# [Challenge]
Locate the lines where "color" occurs and copy them as they stand.

# [Provided data]
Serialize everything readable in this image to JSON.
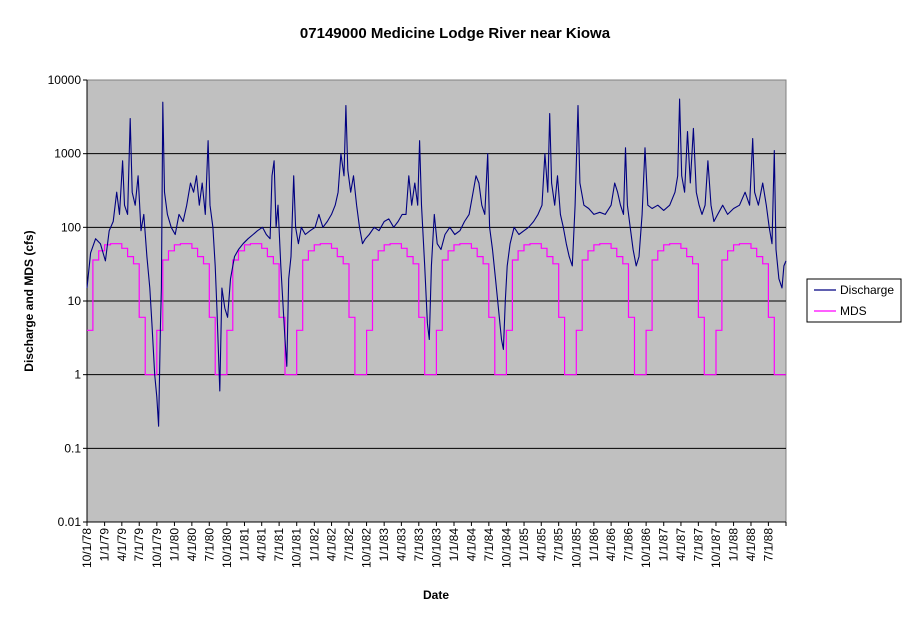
{
  "chart_data": {
    "type": "line",
    "title": "07149000 Medicine Lodge River near Kiowa",
    "xlabel": "Date",
    "ylabel": "Discharge and MDS (cfs)",
    "y_scale": "log",
    "ylim": [
      0.01,
      10000
    ],
    "y_ticks": [
      "0.01",
      "0.1",
      "1",
      "10",
      "100",
      "1000",
      "10000"
    ],
    "xlim": [
      "1978-10-01",
      "1988-10-01"
    ],
    "x_tick_labels": [
      "10/1/78",
      "1/1/79",
      "4/1/79",
      "7/1/79",
      "10/1/79",
      "1/1/80",
      "4/1/80",
      "7/1/80",
      "10/1/80",
      "1/1/81",
      "4/1/81",
      "7/1/81",
      "10/1/81",
      "1/1/82",
      "4/1/82",
      "7/1/82",
      "10/1/82",
      "1/1/83",
      "4/1/83",
      "7/1/83",
      "10/1/83",
      "1/1/84",
      "4/1/84",
      "7/1/84",
      "10/1/84",
      "1/1/85",
      "4/1/85",
      "7/1/85",
      "10/1/85",
      "1/1/86",
      "4/1/86",
      "7/1/86",
      "10/1/86",
      "1/1/87",
      "4/1/87",
      "7/1/87",
      "10/1/87",
      "1/1/88",
      "4/1/88",
      "7/1/88"
    ],
    "grid": "horizontal major gridlines",
    "legend_position": "right",
    "plot_background": "#c0c0c0",
    "series": [
      {
        "name": "Discharge",
        "color": "#000080",
        "points": [
          [
            "1978-10-01",
            15
          ],
          [
            "1978-10-20",
            45
          ],
          [
            "1978-11-15",
            70
          ],
          [
            "1978-12-10",
            60
          ],
          [
            "1979-01-05",
            35
          ],
          [
            "1979-01-25",
            90
          ],
          [
            "1979-02-15",
            120
          ],
          [
            "1979-03-05",
            300
          ],
          [
            "1979-03-20",
            150
          ],
          [
            "1979-04-05",
            800
          ],
          [
            "1979-04-15",
            200
          ],
          [
            "1979-05-01",
            150
          ],
          [
            "1979-05-15",
            3000
          ],
          [
            "1979-05-25",
            300
          ],
          [
            "1979-06-10",
            200
          ],
          [
            "1979-06-25",
            500
          ],
          [
            "1979-07-10",
            90
          ],
          [
            "1979-07-25",
            150
          ],
          [
            "1979-08-10",
            40
          ],
          [
            "1979-08-25",
            15
          ],
          [
            "1979-09-05",
            5
          ],
          [
            "1979-09-20",
            1
          ],
          [
            "1979-10-01",
            0.5
          ],
          [
            "1979-10-10",
            0.2
          ],
          [
            "1979-10-20",
            5
          ],
          [
            "1979-10-25",
            15
          ],
          [
            "1979-11-01",
            5000
          ],
          [
            "1979-11-10",
            300
          ],
          [
            "1979-11-25",
            150
          ],
          [
            "1979-12-15",
            100
          ],
          [
            "1980-01-05",
            80
          ],
          [
            "1980-01-25",
            150
          ],
          [
            "1980-02-15",
            120
          ],
          [
            "1980-03-05",
            200
          ],
          [
            "1980-03-25",
            400
          ],
          [
            "1980-04-10",
            300
          ],
          [
            "1980-04-25",
            500
          ],
          [
            "1980-05-10",
            200
          ],
          [
            "1980-05-25",
            400
          ],
          [
            "1980-06-10",
            150
          ],
          [
            "1980-06-25",
            1500
          ],
          [
            "1980-07-05",
            200
          ],
          [
            "1980-07-20",
            100
          ],
          [
            "1980-08-01",
            30
          ],
          [
            "1980-08-10",
            8
          ],
          [
            "1980-08-25",
            0.6
          ],
          [
            "1980-09-05",
            15
          ],
          [
            "1980-09-20",
            8
          ],
          [
            "1980-10-05",
            6
          ],
          [
            "1980-10-20",
            20
          ],
          [
            "1980-11-10",
            40
          ],
          [
            "1980-12-01",
            50
          ],
          [
            "1980-12-25",
            60
          ],
          [
            "1981-01-20",
            70
          ],
          [
            "1981-02-15",
            80
          ],
          [
            "1981-03-10",
            90
          ],
          [
            "1981-04-05",
            100
          ],
          [
            "1981-04-25",
            80
          ],
          [
            "1981-05-15",
            70
          ],
          [
            "1981-05-25",
            500
          ],
          [
            "1981-06-05",
            800
          ],
          [
            "1981-06-15",
            100
          ],
          [
            "1981-06-25",
            200
          ],
          [
            "1981-07-10",
            30
          ],
          [
            "1981-07-20",
            10
          ],
          [
            "1981-08-01",
            3
          ],
          [
            "1981-08-10",
            1.3
          ],
          [
            "1981-08-20",
            20
          ],
          [
            "1981-09-01",
            40
          ],
          [
            "1981-09-15",
            500
          ],
          [
            "1981-09-25",
            100
          ],
          [
            "1981-10-10",
            60
          ],
          [
            "1981-10-25",
            100
          ],
          [
            "1981-11-15",
            80
          ],
          [
            "1981-12-10",
            90
          ],
          [
            "1982-01-05",
            100
          ],
          [
            "1982-01-25",
            150
          ],
          [
            "1982-02-15",
            100
          ],
          [
            "1982-03-10",
            120
          ],
          [
            "1982-04-01",
            150
          ],
          [
            "1982-04-20",
            200
          ],
          [
            "1982-05-05",
            300
          ],
          [
            "1982-05-20",
            1000
          ],
          [
            "1982-06-05",
            500
          ],
          [
            "1982-06-15",
            4500
          ],
          [
            "1982-06-25",
            600
          ],
          [
            "1982-07-10",
            300
          ],
          [
            "1982-07-25",
            500
          ],
          [
            "1982-08-10",
            200
          ],
          [
            "1982-08-25",
            100
          ],
          [
            "1982-09-10",
            60
          ],
          [
            "1982-09-25",
            70
          ],
          [
            "1982-10-15",
            80
          ],
          [
            "1982-11-10",
            100
          ],
          [
            "1982-12-05",
            90
          ],
          [
            "1983-01-01",
            120
          ],
          [
            "1983-01-25",
            130
          ],
          [
            "1983-02-20",
            100
          ],
          [
            "1983-03-15",
            120
          ],
          [
            "1983-04-05",
            150
          ],
          [
            "1983-04-25",
            150
          ],
          [
            "1983-05-10",
            500
          ],
          [
            "1983-05-25",
            200
          ],
          [
            "1983-06-10",
            400
          ],
          [
            "1983-06-25",
            200
          ],
          [
            "1983-07-05",
            1500
          ],
          [
            "1983-07-15",
            200
          ],
          [
            "1983-08-01",
            30
          ],
          [
            "1983-08-15",
            5
          ],
          [
            "1983-08-25",
            3
          ],
          [
            "1983-09-05",
            30
          ],
          [
            "1983-09-20",
            150
          ],
          [
            "1983-10-05",
            60
          ],
          [
            "1983-10-25",
            50
          ],
          [
            "1983-11-15",
            80
          ],
          [
            "1983-12-10",
            100
          ],
          [
            "1984-01-05",
            80
          ],
          [
            "1984-02-01",
            90
          ],
          [
            "1984-02-25",
            120
          ],
          [
            "1984-03-20",
            150
          ],
          [
            "1984-04-10",
            300
          ],
          [
            "1984-04-25",
            500
          ],
          [
            "1984-05-10",
            400
          ],
          [
            "1984-05-25",
            200
          ],
          [
            "1984-06-10",
            150
          ],
          [
            "1984-06-25",
            1000
          ],
          [
            "1984-07-05",
            100
          ],
          [
            "1984-07-20",
            50
          ],
          [
            "1984-08-05",
            20
          ],
          [
            "1984-08-20",
            8
          ],
          [
            "1984-09-05",
            3
          ],
          [
            "1984-09-15",
            2.2
          ],
          [
            "1984-09-25",
            10
          ],
          [
            "1984-10-05",
            30
          ],
          [
            "1984-10-20",
            60
          ],
          [
            "1984-11-10",
            100
          ],
          [
            "1984-12-05",
            80
          ],
          [
            "1985-01-01",
            90
          ],
          [
            "1985-01-25",
            100
          ],
          [
            "1985-02-20",
            120
          ],
          [
            "1985-03-15",
            150
          ],
          [
            "1985-04-05",
            200
          ],
          [
            "1985-04-20",
            1000
          ],
          [
            "1985-05-05",
            300
          ],
          [
            "1985-05-15",
            3500
          ],
          [
            "1985-05-25",
            400
          ],
          [
            "1985-06-10",
            200
          ],
          [
            "1985-06-25",
            500
          ],
          [
            "1985-07-10",
            150
          ],
          [
            "1985-07-25",
            100
          ],
          [
            "1985-08-10",
            60
          ],
          [
            "1985-08-25",
            40
          ],
          [
            "1985-09-10",
            30
          ],
          [
            "1985-09-25",
            200
          ],
          [
            "1985-10-10",
            4500
          ],
          [
            "1985-10-20",
            400
          ],
          [
            "1985-11-10",
            200
          ],
          [
            "1985-12-05",
            180
          ],
          [
            "1986-01-01",
            150
          ],
          [
            "1986-02-01",
            160
          ],
          [
            "1986-03-01",
            150
          ],
          [
            "1986-04-01",
            200
          ],
          [
            "1986-04-20",
            400
          ],
          [
            "1986-05-05",
            300
          ],
          [
            "1986-05-20",
            200
          ],
          [
            "1986-06-05",
            150
          ],
          [
            "1986-06-15",
            1200
          ],
          [
            "1986-06-25",
            200
          ],
          [
            "1986-07-10",
            100
          ],
          [
            "1986-07-25",
            50
          ],
          [
            "1986-08-10",
            30
          ],
          [
            "1986-08-25",
            40
          ],
          [
            "1986-09-10",
            150
          ],
          [
            "1986-09-25",
            1200
          ],
          [
            "1986-10-10",
            200
          ],
          [
            "1986-11-01",
            180
          ],
          [
            "1986-12-01",
            200
          ],
          [
            "1987-01-01",
            170
          ],
          [
            "1987-02-01",
            200
          ],
          [
            "1987-03-01",
            300
          ],
          [
            "1987-03-15",
            500
          ],
          [
            "1987-03-25",
            5500
          ],
          [
            "1987-04-05",
            500
          ],
          [
            "1987-04-20",
            300
          ],
          [
            "1987-05-05",
            2000
          ],
          [
            "1987-05-20",
            400
          ],
          [
            "1987-06-05",
            2200
          ],
          [
            "1987-06-20",
            300
          ],
          [
            "1987-07-05",
            200
          ],
          [
            "1987-07-20",
            150
          ],
          [
            "1987-08-05",
            200
          ],
          [
            "1987-08-20",
            800
          ],
          [
            "1987-09-05",
            200
          ],
          [
            "1987-09-20",
            120
          ],
          [
            "1987-10-10",
            150
          ],
          [
            "1987-11-05",
            200
          ],
          [
            "1987-12-01",
            150
          ],
          [
            "1988-01-01",
            180
          ],
          [
            "1988-02-01",
            200
          ],
          [
            "1988-03-01",
            300
          ],
          [
            "1988-03-25",
            200
          ],
          [
            "1988-04-10",
            1600
          ],
          [
            "1988-04-20",
            300
          ],
          [
            "1988-05-10",
            200
          ],
          [
            "1988-06-01",
            400
          ],
          [
            "1988-06-20",
            200
          ],
          [
            "1988-07-05",
            100
          ],
          [
            "1988-07-20",
            60
          ],
          [
            "1988-08-01",
            1100
          ],
          [
            "1988-08-10",
            50
          ],
          [
            "1988-08-25",
            20
          ],
          [
            "1988-09-10",
            15
          ],
          [
            "1988-09-20",
            30
          ],
          [
            "1988-10-01",
            35
          ]
        ]
      },
      {
        "name": "MDS",
        "color": "#ff00ff",
        "monthly_values_oct_to_sep": [
          4,
          36,
          48,
          58,
          60,
          60,
          52,
          40,
          32,
          6,
          1,
          1
        ],
        "water_years": [
          1979,
          1980,
          1981,
          1982,
          1983,
          1984,
          1985,
          1986,
          1987,
          1988
        ]
      }
    ]
  }
}
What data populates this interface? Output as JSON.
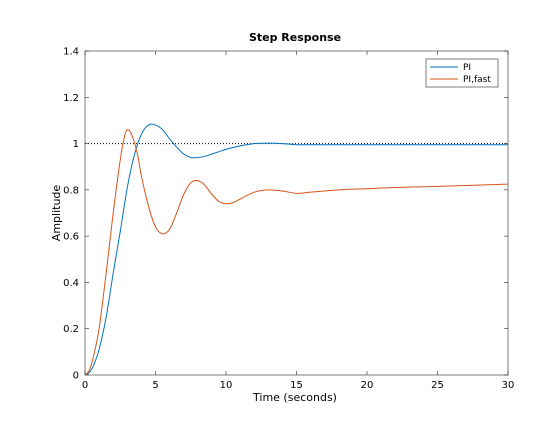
{
  "chart_data": {
    "type": "line",
    "title": "Step Response",
    "xlabel": "Time (seconds)",
    "ylabel": "Amplitude",
    "xlim": [
      0,
      30
    ],
    "ylim": [
      0,
      1.4
    ],
    "xticks": [
      0,
      5,
      10,
      15,
      20,
      25,
      30
    ],
    "yticks": [
      0,
      0.2,
      0.4,
      0.6,
      0.8,
      1,
      1.2,
      1.4
    ],
    "xtick_labels": [
      "0",
      "5",
      "10",
      "15",
      "20",
      "25",
      "30"
    ],
    "ytick_labels": [
      "0",
      "0.2",
      "0.4",
      "0.6",
      "0.8",
      "1",
      "1.2",
      "1.4"
    ],
    "grid": false,
    "legend_position": "top-right",
    "reference_line": {
      "y": 1,
      "style": "dotted"
    },
    "series": [
      {
        "name": "PI",
        "color": "#0072bd",
        "x": [
          0,
          0.3,
          0.6,
          1,
          1.5,
          2,
          2.5,
          3,
          3.5,
          4,
          4.5,
          5,
          5.5,
          6,
          6.5,
          7,
          7.5,
          8,
          8.5,
          9,
          9.5,
          10,
          11,
          12,
          13,
          14,
          15,
          16,
          18,
          20,
          22,
          25,
          30
        ],
        "y": [
          0,
          0.01,
          0.04,
          0.11,
          0.25,
          0.44,
          0.62,
          0.81,
          0.95,
          1.04,
          1.08,
          1.08,
          1.06,
          1.02,
          0.985,
          0.955,
          0.94,
          0.94,
          0.945,
          0.955,
          0.965,
          0.975,
          0.99,
          1.0,
          1.002,
          1.0,
          0.995,
          0.995,
          0.995,
          0.995,
          0.995,
          0.995,
          0.995
        ]
      },
      {
        "name": "PI,fast",
        "color": "#d95319",
        "x": [
          0,
          0.3,
          0.6,
          1,
          1.5,
          2,
          2.5,
          2.8,
          3,
          3.3,
          3.7,
          4,
          4.5,
          5,
          5.5,
          6,
          6.5,
          7,
          7.5,
          8,
          8.5,
          9,
          9.5,
          10,
          10.5,
          11,
          12,
          13,
          14,
          15,
          16,
          18,
          20,
          22,
          25,
          30
        ],
        "y": [
          0,
          0.02,
          0.08,
          0.2,
          0.44,
          0.7,
          0.93,
          1.03,
          1.06,
          1.04,
          0.96,
          0.86,
          0.73,
          0.64,
          0.61,
          0.63,
          0.7,
          0.78,
          0.83,
          0.84,
          0.82,
          0.78,
          0.75,
          0.74,
          0.745,
          0.76,
          0.79,
          0.8,
          0.795,
          0.785,
          0.79,
          0.8,
          0.805,
          0.81,
          0.815,
          0.825
        ]
      }
    ]
  }
}
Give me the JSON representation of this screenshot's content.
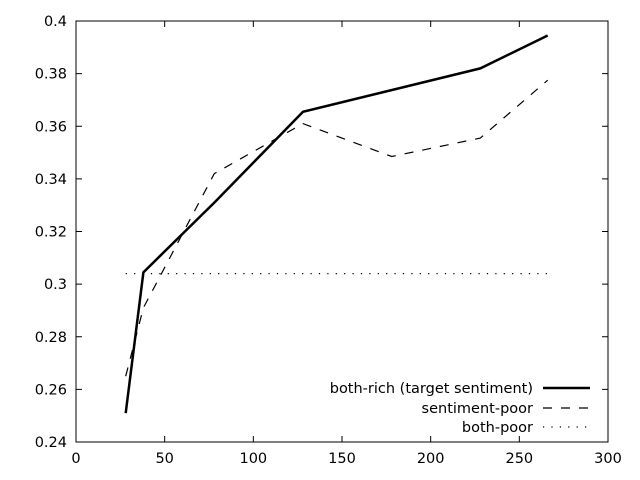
{
  "chart_data": {
    "type": "line",
    "title": "",
    "xlabel": "",
    "ylabel": "",
    "xlim": [
      0,
      300
    ],
    "ylim": [
      0.24,
      0.4
    ],
    "x_ticks": [
      0,
      50,
      100,
      150,
      200,
      250,
      300
    ],
    "x_tick_labels": [
      "0",
      "50",
      "100",
      "150",
      "200",
      "250",
      "300"
    ],
    "y_ticks": [
      0.24,
      0.26,
      0.28,
      0.3,
      0.32,
      0.34,
      0.36,
      0.38,
      0.4
    ],
    "y_tick_labels": [
      "0.24",
      "0.26",
      "0.28",
      "0.3",
      "0.32",
      "0.34",
      "0.36",
      "0.38",
      "0.4"
    ],
    "grid": false,
    "legend_position": "bottom-right",
    "series": [
      {
        "name": "both-rich (target sentiment)",
        "style": "solid",
        "width": 2.5,
        "color": "#000000",
        "x": [
          28,
          38,
          78,
          128,
          228,
          266
        ],
        "y": [
          0.251,
          0.3045,
          0.331,
          0.3655,
          0.382,
          0.3945
        ]
      },
      {
        "name": "sentiment-poor",
        "style": "dashed",
        "width": 1.2,
        "color": "#000000",
        "x": [
          28,
          38,
          78,
          128,
          178,
          228,
          266
        ],
        "y": [
          0.265,
          0.291,
          0.342,
          0.361,
          0.3485,
          0.3555,
          0.3775
        ]
      },
      {
        "name": "both-poor",
        "style": "dotted",
        "width": 1.2,
        "color": "#000000",
        "x": [
          28,
          266
        ],
        "y": [
          0.304,
          0.304
        ]
      }
    ]
  }
}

# [Response]
        "color": "#000080",
        "color": "#ff00ff",
        "color": "#0072bd",
        "color": "#d95319",
        "color": "#000000",
        "color": "#000000",
        "color": "#000000",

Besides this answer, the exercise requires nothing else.